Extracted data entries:
-=-=-

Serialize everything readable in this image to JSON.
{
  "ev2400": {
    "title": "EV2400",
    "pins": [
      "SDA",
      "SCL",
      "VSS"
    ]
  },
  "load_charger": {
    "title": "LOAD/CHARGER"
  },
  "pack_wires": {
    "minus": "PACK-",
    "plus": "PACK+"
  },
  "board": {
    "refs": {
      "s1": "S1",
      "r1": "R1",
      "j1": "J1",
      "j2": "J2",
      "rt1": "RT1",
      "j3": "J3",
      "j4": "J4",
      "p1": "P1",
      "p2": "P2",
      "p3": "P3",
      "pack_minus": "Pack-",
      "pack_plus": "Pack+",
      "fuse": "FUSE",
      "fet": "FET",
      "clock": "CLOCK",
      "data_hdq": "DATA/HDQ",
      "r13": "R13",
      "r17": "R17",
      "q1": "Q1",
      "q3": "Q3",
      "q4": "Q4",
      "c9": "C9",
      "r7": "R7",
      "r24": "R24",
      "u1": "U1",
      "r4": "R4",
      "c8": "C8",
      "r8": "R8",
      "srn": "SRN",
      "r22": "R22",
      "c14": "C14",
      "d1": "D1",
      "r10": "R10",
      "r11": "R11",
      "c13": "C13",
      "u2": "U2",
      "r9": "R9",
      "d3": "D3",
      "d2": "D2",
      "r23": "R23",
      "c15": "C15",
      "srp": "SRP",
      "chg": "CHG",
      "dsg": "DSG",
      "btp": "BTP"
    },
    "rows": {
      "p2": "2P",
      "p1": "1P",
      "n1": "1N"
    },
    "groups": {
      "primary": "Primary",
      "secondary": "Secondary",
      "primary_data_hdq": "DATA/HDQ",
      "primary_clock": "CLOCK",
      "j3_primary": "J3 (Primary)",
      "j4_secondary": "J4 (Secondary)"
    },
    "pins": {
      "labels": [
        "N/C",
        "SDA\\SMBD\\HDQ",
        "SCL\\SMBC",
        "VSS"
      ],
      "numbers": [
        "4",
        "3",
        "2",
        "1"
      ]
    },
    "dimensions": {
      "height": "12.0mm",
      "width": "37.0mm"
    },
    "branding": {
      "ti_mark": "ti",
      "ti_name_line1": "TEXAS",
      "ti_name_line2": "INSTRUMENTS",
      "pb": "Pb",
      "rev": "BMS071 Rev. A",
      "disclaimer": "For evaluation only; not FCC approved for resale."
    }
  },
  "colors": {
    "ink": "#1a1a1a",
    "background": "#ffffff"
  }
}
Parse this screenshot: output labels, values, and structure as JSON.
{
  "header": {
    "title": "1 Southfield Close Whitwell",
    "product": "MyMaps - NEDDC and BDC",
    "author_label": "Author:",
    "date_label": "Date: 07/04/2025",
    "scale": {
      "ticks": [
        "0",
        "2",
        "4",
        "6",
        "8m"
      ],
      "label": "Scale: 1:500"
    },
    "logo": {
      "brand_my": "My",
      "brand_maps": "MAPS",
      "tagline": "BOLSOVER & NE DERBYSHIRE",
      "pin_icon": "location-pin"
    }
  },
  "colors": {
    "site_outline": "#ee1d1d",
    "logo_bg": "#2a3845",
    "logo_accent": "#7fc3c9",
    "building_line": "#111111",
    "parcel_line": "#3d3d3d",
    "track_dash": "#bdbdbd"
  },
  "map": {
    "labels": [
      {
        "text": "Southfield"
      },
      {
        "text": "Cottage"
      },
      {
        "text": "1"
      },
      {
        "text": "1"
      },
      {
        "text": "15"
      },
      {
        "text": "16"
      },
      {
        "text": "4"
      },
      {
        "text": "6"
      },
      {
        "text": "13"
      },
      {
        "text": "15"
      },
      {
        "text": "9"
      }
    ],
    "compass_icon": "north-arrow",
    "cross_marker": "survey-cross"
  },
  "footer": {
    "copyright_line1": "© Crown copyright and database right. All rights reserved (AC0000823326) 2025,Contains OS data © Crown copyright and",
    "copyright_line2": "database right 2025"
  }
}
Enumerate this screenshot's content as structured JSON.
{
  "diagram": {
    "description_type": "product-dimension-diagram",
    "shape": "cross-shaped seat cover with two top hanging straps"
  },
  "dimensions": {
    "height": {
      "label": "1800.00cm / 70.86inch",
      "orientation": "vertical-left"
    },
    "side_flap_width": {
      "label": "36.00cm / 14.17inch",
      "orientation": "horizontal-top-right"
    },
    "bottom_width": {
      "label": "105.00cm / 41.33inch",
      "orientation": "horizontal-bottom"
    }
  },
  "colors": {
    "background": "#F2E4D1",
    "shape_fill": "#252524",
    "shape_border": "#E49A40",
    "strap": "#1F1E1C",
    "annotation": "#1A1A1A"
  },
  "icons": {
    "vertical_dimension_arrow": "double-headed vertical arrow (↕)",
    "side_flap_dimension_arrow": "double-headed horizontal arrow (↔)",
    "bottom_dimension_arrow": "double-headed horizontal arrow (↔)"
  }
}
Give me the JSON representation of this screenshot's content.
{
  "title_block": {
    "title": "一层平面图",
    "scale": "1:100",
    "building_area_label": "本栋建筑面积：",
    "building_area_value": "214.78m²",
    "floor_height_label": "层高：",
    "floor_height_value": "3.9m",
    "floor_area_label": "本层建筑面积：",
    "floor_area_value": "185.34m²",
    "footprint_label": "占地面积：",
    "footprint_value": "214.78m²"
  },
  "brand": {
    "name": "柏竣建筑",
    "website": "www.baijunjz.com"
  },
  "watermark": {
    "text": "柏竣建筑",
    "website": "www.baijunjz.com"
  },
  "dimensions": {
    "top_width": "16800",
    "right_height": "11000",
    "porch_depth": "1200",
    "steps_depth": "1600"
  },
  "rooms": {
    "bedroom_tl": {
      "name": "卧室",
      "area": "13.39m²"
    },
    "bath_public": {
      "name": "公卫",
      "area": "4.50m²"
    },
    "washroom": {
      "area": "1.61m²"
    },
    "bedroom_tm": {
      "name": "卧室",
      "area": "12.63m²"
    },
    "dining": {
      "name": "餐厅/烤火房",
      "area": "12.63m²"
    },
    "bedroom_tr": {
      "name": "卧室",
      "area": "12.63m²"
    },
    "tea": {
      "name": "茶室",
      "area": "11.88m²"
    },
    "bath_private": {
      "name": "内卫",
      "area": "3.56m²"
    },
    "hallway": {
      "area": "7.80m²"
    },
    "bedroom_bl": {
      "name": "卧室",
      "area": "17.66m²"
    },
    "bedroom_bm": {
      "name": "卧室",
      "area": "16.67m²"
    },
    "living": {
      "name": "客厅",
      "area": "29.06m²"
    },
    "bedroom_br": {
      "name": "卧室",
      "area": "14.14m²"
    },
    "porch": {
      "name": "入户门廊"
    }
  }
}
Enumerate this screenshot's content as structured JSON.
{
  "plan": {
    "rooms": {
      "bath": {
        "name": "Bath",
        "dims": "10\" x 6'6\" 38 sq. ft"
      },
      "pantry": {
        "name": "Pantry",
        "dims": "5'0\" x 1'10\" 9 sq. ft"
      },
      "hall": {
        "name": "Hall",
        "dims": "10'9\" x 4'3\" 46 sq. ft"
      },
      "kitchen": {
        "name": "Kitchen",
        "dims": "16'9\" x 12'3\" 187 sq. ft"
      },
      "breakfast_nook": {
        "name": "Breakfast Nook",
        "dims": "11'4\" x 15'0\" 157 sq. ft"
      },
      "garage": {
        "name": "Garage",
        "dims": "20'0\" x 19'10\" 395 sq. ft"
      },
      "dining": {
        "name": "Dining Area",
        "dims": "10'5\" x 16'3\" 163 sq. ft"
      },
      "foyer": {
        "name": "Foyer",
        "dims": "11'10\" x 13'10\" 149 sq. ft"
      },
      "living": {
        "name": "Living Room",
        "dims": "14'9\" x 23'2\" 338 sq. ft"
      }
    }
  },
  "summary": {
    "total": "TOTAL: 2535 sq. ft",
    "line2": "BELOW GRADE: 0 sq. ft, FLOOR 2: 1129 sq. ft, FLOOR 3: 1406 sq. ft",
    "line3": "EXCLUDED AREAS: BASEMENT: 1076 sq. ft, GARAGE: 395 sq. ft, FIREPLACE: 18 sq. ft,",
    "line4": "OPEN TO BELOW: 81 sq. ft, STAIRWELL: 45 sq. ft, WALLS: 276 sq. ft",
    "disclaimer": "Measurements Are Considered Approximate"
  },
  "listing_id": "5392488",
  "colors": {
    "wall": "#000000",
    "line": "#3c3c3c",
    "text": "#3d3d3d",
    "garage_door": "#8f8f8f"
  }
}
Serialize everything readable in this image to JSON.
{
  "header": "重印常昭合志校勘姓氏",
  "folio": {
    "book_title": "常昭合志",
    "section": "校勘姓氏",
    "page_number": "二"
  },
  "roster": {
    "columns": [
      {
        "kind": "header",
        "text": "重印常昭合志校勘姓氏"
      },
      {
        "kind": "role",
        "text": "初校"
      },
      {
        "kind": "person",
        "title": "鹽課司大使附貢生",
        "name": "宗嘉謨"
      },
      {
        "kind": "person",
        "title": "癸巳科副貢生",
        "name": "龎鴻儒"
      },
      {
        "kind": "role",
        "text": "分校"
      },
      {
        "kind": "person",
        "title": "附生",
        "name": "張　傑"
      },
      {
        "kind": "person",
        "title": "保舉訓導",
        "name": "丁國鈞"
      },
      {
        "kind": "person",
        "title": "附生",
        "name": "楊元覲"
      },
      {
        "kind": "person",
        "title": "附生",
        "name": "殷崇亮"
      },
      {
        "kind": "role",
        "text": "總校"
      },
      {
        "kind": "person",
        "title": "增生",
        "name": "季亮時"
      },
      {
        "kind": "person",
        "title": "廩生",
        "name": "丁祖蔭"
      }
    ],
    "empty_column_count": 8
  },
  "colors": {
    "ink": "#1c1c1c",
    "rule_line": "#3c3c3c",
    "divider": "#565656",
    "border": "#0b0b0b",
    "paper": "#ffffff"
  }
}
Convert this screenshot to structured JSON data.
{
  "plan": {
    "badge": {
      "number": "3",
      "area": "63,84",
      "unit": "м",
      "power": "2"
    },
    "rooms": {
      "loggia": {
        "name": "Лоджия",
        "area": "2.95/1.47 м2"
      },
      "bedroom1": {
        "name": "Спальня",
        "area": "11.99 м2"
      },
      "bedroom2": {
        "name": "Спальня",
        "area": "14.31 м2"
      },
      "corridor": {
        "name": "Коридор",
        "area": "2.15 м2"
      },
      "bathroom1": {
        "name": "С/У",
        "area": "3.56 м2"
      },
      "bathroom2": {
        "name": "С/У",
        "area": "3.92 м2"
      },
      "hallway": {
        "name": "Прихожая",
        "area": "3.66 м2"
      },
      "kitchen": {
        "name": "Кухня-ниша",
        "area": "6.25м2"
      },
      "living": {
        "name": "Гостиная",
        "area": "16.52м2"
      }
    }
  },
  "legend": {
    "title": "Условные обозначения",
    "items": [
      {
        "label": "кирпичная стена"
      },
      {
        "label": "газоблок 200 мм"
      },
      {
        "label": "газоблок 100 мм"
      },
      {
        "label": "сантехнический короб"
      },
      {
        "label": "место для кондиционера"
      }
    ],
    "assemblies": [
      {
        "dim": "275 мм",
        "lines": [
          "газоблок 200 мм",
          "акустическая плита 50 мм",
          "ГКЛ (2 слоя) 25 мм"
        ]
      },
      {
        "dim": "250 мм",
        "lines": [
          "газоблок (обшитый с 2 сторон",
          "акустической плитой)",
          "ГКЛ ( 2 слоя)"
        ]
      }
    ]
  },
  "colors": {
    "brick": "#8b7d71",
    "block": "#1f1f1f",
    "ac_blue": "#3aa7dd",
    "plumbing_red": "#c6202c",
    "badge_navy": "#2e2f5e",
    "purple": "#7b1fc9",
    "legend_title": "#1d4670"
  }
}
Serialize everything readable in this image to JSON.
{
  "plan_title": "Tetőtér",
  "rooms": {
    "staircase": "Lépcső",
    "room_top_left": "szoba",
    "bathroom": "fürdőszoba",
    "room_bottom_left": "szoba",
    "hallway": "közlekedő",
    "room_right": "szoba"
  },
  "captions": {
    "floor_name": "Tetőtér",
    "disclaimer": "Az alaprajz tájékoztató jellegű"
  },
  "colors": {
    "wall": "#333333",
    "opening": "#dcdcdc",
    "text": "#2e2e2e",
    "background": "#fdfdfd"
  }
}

-=-=-

- _STATED GOAL_
Pull out all lines of the data with the string "disclaimer".

- _EXPECTED OUTPUT_
      "disclaimer": "For evaluation only; not FCC approved for resale."
    "disclaimer": "Measurements Are Considered Approximate"
    "disclaimer": "Az alaprajz tájékoztató jellegű"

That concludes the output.